[Text segment — start]
Relative frequency of occurrence of birds (i.e. percentage of samples with remains of birds) according to different sampling methods in red foxes from the province of Pisa, Central Italy, during January–May 1992.

Sampling biases, however, cannot explain the significant decrease in volume and frequency of bird remains from stomachs to intestines to faeces (see Table 1 and Fig. 1). Differential passage through the pyloric sphincter may explain this pattern, as large fragments of feathers may remain trapped in the stomach, whereas small fragments that are usually overlooked in food analyses pass more rapidly (Reynolds & Aebischer 1991). Stomach analysis may therefore overestimate bird consumption, whereas intestine and especially excrement analyses may systematically underestimate it.
Literature review
We then reviewed the literature on the diet of the red fox, excluding the following studies: those with N < 100, those lasting less than one year, and those not reporting annual averages. We reported (or recalculated, when necessary) the relative frequency of occurrence (i.e. the percentage of samples containing the item). In a few cases, we reported other methods (estimated volume or biomass) to increase sample size. Due to differences in the methods used (some studies excluded “minor items”, some aggregated results in different categories), it was not possible to calculate exact figures for each study, and therefore the results shown in Table 2 should be regarded as approximations only.
[Text segment — finish]
[Material provided — start]
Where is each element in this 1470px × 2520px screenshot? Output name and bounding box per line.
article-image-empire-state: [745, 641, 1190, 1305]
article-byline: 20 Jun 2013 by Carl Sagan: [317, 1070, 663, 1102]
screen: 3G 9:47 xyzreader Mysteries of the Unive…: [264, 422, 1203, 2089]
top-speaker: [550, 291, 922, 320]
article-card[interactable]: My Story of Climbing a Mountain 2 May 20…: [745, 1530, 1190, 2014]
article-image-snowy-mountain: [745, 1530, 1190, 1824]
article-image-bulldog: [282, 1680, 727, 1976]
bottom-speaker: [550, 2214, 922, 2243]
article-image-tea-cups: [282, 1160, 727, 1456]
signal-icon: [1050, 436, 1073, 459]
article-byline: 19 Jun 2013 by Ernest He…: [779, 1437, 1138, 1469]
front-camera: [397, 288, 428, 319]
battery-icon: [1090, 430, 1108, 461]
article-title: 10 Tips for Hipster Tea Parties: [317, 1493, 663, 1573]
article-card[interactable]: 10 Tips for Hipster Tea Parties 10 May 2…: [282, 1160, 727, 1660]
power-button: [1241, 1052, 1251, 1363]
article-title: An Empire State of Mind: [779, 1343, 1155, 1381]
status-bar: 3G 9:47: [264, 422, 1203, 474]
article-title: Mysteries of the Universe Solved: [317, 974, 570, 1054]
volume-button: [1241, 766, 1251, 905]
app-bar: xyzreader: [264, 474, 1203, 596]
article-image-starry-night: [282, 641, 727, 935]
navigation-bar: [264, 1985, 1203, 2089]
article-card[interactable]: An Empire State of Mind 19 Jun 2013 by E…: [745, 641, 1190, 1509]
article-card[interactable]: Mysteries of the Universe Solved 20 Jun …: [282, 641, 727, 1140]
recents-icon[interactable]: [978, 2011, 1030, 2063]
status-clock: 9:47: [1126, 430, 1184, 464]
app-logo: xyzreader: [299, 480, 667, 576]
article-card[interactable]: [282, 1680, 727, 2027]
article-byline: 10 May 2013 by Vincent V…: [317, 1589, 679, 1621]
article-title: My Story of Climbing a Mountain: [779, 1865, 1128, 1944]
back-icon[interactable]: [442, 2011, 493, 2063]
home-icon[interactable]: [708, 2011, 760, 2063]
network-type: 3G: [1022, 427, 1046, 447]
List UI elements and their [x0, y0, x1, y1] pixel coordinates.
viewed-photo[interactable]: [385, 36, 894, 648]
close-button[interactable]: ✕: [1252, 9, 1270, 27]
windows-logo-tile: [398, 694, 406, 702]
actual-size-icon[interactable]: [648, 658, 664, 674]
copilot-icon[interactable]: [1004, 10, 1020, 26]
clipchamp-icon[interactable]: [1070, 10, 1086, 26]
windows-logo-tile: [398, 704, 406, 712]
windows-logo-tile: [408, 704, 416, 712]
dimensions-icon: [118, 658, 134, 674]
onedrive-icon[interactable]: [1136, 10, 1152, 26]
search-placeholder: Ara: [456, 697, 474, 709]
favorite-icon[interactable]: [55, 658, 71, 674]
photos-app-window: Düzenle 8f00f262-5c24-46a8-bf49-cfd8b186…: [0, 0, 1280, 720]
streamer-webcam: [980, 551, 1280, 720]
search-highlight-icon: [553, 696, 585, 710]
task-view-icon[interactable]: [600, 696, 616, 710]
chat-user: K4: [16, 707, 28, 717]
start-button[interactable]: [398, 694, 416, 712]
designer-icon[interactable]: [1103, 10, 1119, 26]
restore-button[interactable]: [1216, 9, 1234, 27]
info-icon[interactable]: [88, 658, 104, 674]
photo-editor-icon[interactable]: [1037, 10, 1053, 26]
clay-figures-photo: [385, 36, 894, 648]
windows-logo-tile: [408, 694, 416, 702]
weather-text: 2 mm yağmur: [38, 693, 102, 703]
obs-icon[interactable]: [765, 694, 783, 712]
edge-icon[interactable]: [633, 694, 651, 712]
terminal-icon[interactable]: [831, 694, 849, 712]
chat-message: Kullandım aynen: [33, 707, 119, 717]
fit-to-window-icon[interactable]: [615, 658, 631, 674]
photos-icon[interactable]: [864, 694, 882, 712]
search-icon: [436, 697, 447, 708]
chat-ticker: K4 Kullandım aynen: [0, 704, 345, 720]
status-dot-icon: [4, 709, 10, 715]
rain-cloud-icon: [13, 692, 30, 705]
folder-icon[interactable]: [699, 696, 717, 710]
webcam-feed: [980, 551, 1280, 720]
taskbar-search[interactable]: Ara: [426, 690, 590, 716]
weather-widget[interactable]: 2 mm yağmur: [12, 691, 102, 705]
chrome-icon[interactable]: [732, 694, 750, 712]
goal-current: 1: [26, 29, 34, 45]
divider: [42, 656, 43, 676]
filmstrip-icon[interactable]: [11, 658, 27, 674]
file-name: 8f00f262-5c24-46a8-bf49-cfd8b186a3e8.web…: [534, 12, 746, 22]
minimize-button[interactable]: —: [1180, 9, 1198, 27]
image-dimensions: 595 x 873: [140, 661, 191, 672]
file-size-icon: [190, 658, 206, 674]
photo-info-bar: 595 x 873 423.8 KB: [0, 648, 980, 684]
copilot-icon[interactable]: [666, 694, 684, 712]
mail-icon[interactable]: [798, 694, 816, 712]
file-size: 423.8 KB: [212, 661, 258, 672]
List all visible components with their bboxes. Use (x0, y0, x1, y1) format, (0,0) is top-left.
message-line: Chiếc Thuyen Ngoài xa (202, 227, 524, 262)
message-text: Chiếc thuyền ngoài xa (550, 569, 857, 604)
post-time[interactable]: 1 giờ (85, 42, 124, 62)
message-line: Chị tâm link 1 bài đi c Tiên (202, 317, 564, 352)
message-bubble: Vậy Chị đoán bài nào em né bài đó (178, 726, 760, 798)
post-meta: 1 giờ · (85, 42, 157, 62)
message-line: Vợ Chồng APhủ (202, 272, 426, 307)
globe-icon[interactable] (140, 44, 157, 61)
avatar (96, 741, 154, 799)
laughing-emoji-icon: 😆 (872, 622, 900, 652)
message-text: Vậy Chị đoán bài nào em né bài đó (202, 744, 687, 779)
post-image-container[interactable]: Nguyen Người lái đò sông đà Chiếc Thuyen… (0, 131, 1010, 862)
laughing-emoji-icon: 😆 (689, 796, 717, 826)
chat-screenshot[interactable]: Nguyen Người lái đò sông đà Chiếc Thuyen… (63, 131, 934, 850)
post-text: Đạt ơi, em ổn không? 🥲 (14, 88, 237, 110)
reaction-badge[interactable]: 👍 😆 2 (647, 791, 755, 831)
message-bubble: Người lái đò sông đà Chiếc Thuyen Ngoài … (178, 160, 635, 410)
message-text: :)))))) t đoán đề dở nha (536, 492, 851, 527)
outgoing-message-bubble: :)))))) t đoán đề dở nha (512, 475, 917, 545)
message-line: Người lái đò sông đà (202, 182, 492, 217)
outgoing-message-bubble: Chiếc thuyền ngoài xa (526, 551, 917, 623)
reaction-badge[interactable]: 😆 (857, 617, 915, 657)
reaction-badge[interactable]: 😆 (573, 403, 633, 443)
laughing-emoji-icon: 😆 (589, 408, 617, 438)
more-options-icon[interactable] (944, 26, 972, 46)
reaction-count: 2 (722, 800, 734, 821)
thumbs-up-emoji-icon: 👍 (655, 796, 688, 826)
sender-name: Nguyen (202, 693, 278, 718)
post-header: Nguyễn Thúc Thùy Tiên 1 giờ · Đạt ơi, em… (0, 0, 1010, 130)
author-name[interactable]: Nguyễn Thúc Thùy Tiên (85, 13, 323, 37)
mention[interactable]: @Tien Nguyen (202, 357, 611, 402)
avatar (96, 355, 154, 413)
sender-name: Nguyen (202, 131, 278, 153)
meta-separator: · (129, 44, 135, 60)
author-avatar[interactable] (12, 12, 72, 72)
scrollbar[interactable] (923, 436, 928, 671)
[Material provided — finish]
* What to work on:
1. Decide whether each statement agrees with the fox diet passage, answering yes or no and quoting the words that settle it: (a) Stomach analysis may underestimate bird consumption. (b) The literature review left out studies lasting less than one year. (c) The figures in Table 2 are exact for each study.
2. Quote the fox diet passage word for word, taking everything from "Sampling biases, however, cannot" down to "systematically underestimate it.".
These records have no connection to the fox diet passage.

* Outputs in order:
1.
(a) No: "Stomach analysis may therefore overestimate bird consumption"
(b) Yes: "those lasting less than one year"
(c) No: "the results shown in Table 2 should be regarded as approximations only"

2.
Sampling biases, however, cannot explain the significant decrease in volume and frequency of bird remains from stomachs to intestines to faeces (see Table 1 and Fig. 1). Differential passage through the pyloric sphincter may explain this pattern, as large fragments of feathers may remain trapped in the stomach, whereas small fragments that are usually overlooked in food analyses pass more rapidly (Reynolds & Aebischer 1991). Stomach analysis may therefore overestimate bird consumption, whereas intestine and especially excrement analyses may systematically underestimate it.